Your ever growing network

by JimRaffel on December 23, 2010

image of who is in your networkPeople you knew and/or worked with twenty years ago and have not communicated with since – they are not part of your network. That’s not to say that by casting an ever widening social media net you can’t reconnect and count them in, because you can. Then, who is in your network and how did they get there?

Your active network

This is easy to quantify. The people you interact with on a fairly regularly basis (let’s just say monthly for sake of argument). That interaction could be face to face or online. Some of these folks you will have met. Others you’ll only know through social media but you know and communicate with each other.

Your active network is important. These are the people most likely to share your content. When they do share, you just hope you’ve produced something awesome enough that it spreads beyond them to their networks and their networks networks and so on… There are increasingly accurate ways to measure this. For example, Klout tells me that I’ve had single messages reach over 100,000 people.

Your passive network

I’m talking about the thousands of Twitter followers, Facebook friends and blog readers who you almost never (or never) hear from. They are following and reading you. Some might even follow you more closely than folks in your active network. Not everyone connected with you will interact with you.

━━━━━━━━━━

*REQUIRED TASK 1:* In the post on networks, what reach does Klout report for some of the writer's single messages?
*REQUIRED TASK 2:* Resume the post on networks with a paragraph or two that pick up after its final sentence.
The data placed after this point is not needed.

*SUPPLIED DATA:*

━━━━━━━━━━

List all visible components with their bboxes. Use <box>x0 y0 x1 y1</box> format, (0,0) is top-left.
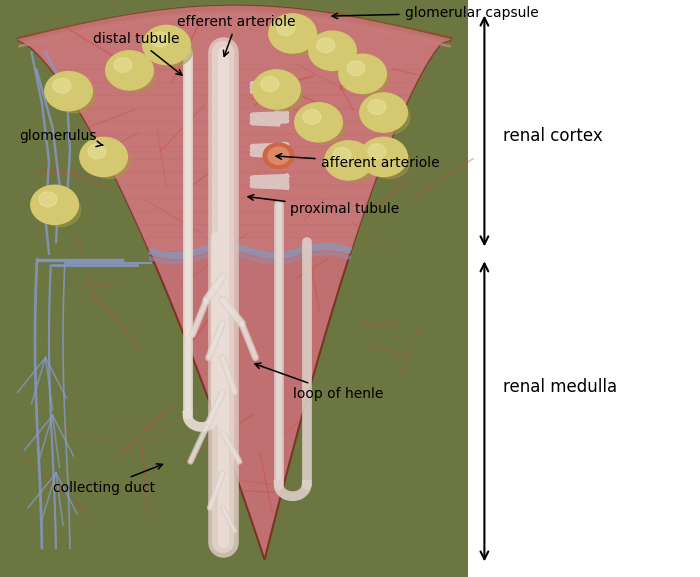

━━━━━━━━━━

*RIGHT ANSWER 1:* Klout reports that some of the writer's single messages reached over 100,000 people.

*RIGHT ANSWER 2:*
That does not, however, mean they are not following your every move. I know for a fact that some of my current and prospective customers read almost every post on this blog. Yet, you would never know it because they NEVER comment here or interact with me via any social media. It comes up in offline conversations if you are wondering how I know. Some A-List bloggers I know have tens of thousands of people in this category.

Your growing network

A few days ago one of my professors from college called me. He’d seen an article I recently had published in a trade magazine. So, after more than twenty years he saw my name and took the time to reach out to me with a phone call. He is why you keep casting your net wider and wider. Your writing, speaking and social media activities of today are your network of tomorrow. Always deliver your best and shine your awesomeness.

My closing thought is that today’s best is not yesterday’s or tomorrow’s best. It’s today’s best. While you may not think my post here today is one of my best I can assure you that someone in my network will let me know it’s moved them. You don’t decide what’s awesome….your network does.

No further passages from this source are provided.